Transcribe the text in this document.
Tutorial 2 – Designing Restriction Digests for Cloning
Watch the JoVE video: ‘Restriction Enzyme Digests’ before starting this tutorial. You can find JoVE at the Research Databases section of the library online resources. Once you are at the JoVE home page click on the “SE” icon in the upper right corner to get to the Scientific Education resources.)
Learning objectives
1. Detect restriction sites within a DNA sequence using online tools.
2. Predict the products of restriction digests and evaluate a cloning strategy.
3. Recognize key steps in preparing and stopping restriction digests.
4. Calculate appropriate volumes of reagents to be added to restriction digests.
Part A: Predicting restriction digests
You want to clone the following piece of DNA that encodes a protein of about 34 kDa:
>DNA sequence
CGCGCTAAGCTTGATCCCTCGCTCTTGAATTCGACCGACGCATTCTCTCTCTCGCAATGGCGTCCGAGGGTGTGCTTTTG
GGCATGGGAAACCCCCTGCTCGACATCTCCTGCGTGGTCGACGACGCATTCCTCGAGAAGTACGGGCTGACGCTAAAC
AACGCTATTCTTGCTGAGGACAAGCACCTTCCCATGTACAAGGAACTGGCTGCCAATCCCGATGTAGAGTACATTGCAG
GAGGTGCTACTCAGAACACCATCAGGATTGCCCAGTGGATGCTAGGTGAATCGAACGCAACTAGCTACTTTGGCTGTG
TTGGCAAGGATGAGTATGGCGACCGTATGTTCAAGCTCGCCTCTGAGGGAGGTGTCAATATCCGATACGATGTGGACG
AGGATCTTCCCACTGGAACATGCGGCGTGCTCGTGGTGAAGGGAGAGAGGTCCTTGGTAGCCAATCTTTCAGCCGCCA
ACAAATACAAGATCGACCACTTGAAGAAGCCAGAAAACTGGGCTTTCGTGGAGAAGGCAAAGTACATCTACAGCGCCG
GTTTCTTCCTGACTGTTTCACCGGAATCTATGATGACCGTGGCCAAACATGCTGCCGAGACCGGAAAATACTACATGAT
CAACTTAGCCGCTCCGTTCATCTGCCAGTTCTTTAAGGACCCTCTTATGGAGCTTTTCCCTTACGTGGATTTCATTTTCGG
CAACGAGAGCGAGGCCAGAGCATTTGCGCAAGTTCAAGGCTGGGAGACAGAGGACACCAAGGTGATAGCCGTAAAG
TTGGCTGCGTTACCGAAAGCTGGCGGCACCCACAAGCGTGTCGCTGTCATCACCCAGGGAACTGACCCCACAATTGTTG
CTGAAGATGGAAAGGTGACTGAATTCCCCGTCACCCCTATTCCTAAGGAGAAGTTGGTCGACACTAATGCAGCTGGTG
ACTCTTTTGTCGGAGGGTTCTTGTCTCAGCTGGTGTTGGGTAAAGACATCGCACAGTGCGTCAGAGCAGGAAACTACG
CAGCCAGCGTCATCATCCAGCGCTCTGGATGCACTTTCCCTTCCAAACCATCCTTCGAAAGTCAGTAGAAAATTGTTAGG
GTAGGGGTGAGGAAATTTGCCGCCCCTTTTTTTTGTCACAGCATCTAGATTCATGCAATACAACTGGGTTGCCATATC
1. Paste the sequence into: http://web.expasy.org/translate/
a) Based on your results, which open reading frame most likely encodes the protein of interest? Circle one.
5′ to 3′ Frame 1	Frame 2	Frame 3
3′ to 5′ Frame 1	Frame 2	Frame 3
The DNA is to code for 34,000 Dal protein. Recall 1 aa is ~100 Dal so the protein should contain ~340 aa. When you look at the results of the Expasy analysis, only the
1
------------------------------------
### EXERCISE PROMPT:
Go through the material and copy each line in which the word "results" occurs.

### RESULT:
a) Based on your results, which open reading frame most likely encodes the protein of interest? Circle one.
The DNA is to code for 34,000 Dal protein. Recall 1 aa is ~100 Dal so the protein should contain ~340 aa. When you look at the results of the Expasy analysis, only the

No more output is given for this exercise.